## Begin Records supplied

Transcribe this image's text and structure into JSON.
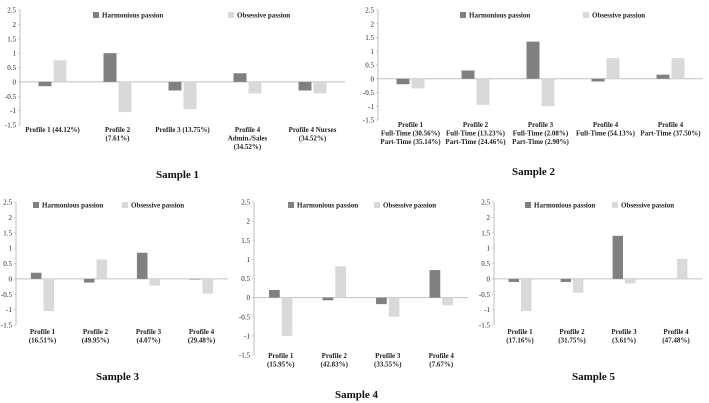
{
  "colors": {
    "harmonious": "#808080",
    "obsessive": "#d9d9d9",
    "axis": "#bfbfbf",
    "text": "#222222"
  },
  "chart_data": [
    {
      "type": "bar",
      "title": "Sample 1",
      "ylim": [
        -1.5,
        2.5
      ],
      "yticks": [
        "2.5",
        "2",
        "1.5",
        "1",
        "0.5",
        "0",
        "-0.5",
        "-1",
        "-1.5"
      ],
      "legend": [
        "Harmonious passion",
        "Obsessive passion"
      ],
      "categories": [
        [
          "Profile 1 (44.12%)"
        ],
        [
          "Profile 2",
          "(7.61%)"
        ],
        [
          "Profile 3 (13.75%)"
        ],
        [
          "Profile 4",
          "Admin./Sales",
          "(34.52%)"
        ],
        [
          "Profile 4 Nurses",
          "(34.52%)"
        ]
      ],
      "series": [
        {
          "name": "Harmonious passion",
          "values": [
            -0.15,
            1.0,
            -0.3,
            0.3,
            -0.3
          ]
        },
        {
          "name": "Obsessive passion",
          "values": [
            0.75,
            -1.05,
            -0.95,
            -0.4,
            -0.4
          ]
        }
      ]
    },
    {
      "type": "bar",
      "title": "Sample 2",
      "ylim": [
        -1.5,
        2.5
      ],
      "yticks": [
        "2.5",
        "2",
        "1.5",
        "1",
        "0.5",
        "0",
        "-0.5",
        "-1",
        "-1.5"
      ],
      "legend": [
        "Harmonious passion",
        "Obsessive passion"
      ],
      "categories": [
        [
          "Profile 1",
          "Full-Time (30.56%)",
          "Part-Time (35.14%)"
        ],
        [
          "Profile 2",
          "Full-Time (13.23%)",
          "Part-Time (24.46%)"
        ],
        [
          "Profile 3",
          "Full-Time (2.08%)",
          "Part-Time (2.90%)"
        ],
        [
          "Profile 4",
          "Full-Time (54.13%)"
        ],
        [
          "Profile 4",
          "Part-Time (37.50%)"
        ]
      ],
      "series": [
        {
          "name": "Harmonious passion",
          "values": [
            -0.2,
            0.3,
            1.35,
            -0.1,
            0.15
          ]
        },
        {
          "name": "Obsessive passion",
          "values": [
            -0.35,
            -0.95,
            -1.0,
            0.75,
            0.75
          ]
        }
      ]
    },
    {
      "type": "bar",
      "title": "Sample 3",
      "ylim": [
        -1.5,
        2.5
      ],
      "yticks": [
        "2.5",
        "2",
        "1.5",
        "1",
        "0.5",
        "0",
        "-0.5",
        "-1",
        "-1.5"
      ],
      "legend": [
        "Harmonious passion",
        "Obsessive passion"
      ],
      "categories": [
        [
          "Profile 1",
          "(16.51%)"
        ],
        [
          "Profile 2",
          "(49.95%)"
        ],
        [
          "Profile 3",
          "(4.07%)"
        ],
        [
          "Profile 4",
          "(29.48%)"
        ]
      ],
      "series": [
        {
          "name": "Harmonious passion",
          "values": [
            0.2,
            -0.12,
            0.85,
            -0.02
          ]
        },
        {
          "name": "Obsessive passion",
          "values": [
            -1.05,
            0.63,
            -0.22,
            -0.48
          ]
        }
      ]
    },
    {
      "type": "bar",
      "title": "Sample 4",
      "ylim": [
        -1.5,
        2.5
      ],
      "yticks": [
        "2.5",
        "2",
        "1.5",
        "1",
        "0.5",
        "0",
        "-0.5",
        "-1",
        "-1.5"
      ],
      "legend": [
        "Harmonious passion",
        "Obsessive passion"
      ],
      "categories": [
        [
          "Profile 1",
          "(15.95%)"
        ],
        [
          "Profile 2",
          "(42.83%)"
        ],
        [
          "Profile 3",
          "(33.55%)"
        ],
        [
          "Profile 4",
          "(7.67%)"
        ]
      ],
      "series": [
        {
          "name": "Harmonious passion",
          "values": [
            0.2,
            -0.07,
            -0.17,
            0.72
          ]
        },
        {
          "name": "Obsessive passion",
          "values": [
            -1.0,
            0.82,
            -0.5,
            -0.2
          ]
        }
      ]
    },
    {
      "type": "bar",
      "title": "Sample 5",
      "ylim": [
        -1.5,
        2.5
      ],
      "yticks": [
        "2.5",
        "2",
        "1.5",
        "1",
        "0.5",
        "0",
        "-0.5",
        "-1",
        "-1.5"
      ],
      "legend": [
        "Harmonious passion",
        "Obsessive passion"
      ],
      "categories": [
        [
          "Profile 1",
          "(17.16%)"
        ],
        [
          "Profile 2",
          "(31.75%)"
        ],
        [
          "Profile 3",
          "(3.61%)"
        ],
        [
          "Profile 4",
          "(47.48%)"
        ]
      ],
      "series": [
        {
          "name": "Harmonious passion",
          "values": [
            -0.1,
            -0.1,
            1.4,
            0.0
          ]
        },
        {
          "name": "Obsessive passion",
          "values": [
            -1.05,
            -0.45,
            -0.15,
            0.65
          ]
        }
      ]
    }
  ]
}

## End Records supplied

* The exercise
In your copy, repeat each record exactly and include no pictures.

* Task result
Transcribe this image's text and structure into JSON.
{
  "colors": {
    "harmonious": "#808080",
    "obsessive": "#d9d9d9",
    "axis": "#bfbfbf",
    "text": "#222222"
  },
  "chart_data": [
    {
      "type": "bar",
      "title": "Sample 1",
      "ylim": [
        -1.5,
        2.5
      ],
      "yticks": [
        "2.5",
        "2",
        "1.5",
        "1",
        "0.5",
        "0",
        "-0.5",
        "-1",
        "-1.5"
      ],
      "legend": [
        "Harmonious passion",
        "Obsessive passion"
      ],
      "categories": [
        [
          "Profile 1 (44.12%)"
        ],
        [
          "Profile 2",
          "(7.61%)"
        ],
        [
          "Profile 3 (13.75%)"
        ],
        [
          "Profile 4",
          "Admin./Sales",
          "(34.52%)"
        ],
        [
          "Profile 4 Nurses",
          "(34.52%)"
        ]
      ],
      "series": [
        {
          "name": "Harmonious passion",
          "values": [
            -0.15,
            1.0,
            -0.3,
            0.3,
            -0.3
          ]
        },
        {
          "name": "Obsessive passion",
          "values": [
            0.75,
            -1.05,
            -0.95,
            -0.4,
            -0.4
          ]
        }
      ]
    },
    {
      "type": "bar",
      "title": "Sample 2",
      "ylim": [
        -1.5,
        2.5
      ],
      "yticks": [
        "2.5",
        "2",
        "1.5",
        "1",
        "0.5",
        "0",
        "-0.5",
        "-1",
        "-1.5"
      ],
      "legend": [
        "Harmonious passion",
        "Obsessive passion"
      ],
      "categories": [
        [
          "Profile 1",
          "Full-Time (30.56%)",
          "Part-Time (35.14%)"
        ],
        [
          "Profile 2",
          "Full-Time (13.23%)",
          "Part-Time (24.46%)"
        ],
        [
          "Profile 3",
          "Full-Time (2.08%)",
          "Part-Time (2.90%)"
        ],
        [
          "Profile 4",
          "Full-Time (54.13%)"
        ],
        [
          "Profile 4",
          "Part-Time (37.50%)"
        ]
      ],
      "series": [
        {
          "name": "Harmonious passion",
          "values": [
            -0.2,
            0.3,
            1.35,
            -0.1,
            0.15
          ]
        },
        {
          "name": "Obsessive passion",
          "values": [
            -0.35,
            -0.95,
            -1.0,
            0.75,
            0.75
          ]
        }
      ]
    },
    {
      "type": "bar",
      "title": "Sample 3",
      "ylim": [
        -1.5,
        2.5
      ],
      "yticks": [
        "2.5",
        "2",
        "1.5",
        "1",
        "0.5",
        "0",
        "-0.5",
        "-1",
        "-1.5"
      ],
      "legend": [
        "Harmonious passion",
        "Obsessive passion"
      ],
      "categories": [
        [
          "Profile 1",
          "(16.51%)"
        ],
        [
          "Profile 2",
          "(49.95%)"
        ],
        [
          "Profile 3",
          "(4.07%)"
        ],
        [
          "Profile 4",
          "(29.48%)"
        ]
      ],
      "series": [
        {
          "name": "Harmonious passion",
          "values": [
            0.2,
            -0.12,
            0.85,
            -0.02
          ]
        },
        {
          "name": "Obsessive passion",
          "values": [
            -1.05,
            0.63,
            -0.22,
            -0.48
          ]
        }
      ]
    },
    {
      "type": "bar",
      "title": "Sample 4",
      "ylim": [
        -1.5,
        2.5
      ],
      "yticks": [
        "2.5",
        "2",
        "1.5",
        "1",
        "0.5",
        "0",
        "-0.5",
        "-1",
        "-1.5"
      ],
      "legend": [
        "Harmonious passion",
        "Obsessive passion"
      ],
      "categories": [
        [
          "Profile 1",
          "(15.95%)"
        ],
        [
          "Profile 2",
          "(42.83%)"
        ],
        [
          "Profile 3",
          "(33.55%)"
        ],
        [
          "Profile 4",
          "(7.67%)"
        ]
      ],
      "series": [
        {
          "name": "Harmonious passion",
          "values": [
            0.2,
            -0.07,
            -0.17,
            0.72
          ]
        },
        {
          "name": "Obsessive passion",
          "values": [
            -1.0,
            0.82,
            -0.5,
            -0.2
          ]
        }
      ]
    },
    {
      "type": "bar",
      "title": "Sample 5",
      "ylim": [
        -1.5,
        2.5
      ],
      "yticks": [
        "2.5",
        "2",
        "1.5",
        "1",
        "0.5",
        "0",
        "-0.5",
        "-1",
        "-1.5"
      ],
      "legend": [
        "Harmonious passion",
        "Obsessive passion"
      ],
      "categories": [
        [
          "Profile 1",
          "(17.16%)"
        ],
        [
          "Profile 2",
          "(31.75%)"
        ],
        [
          "Profile 3",
          "(3.61%)"
        ],
        [
          "Profile 4",
          "(47.48%)"
        ]
      ],
      "series": [
        {
          "name": "Harmonious passion",
          "values": [
            -0.1,
            -0.1,
            1.4,
            0.0
          ]
        },
        {
          "name": "Obsessive passion",
          "values": [
            -1.05,
            -0.45,
            -0.15,
            0.65
          ]
        }
      ]
    }
  ]
}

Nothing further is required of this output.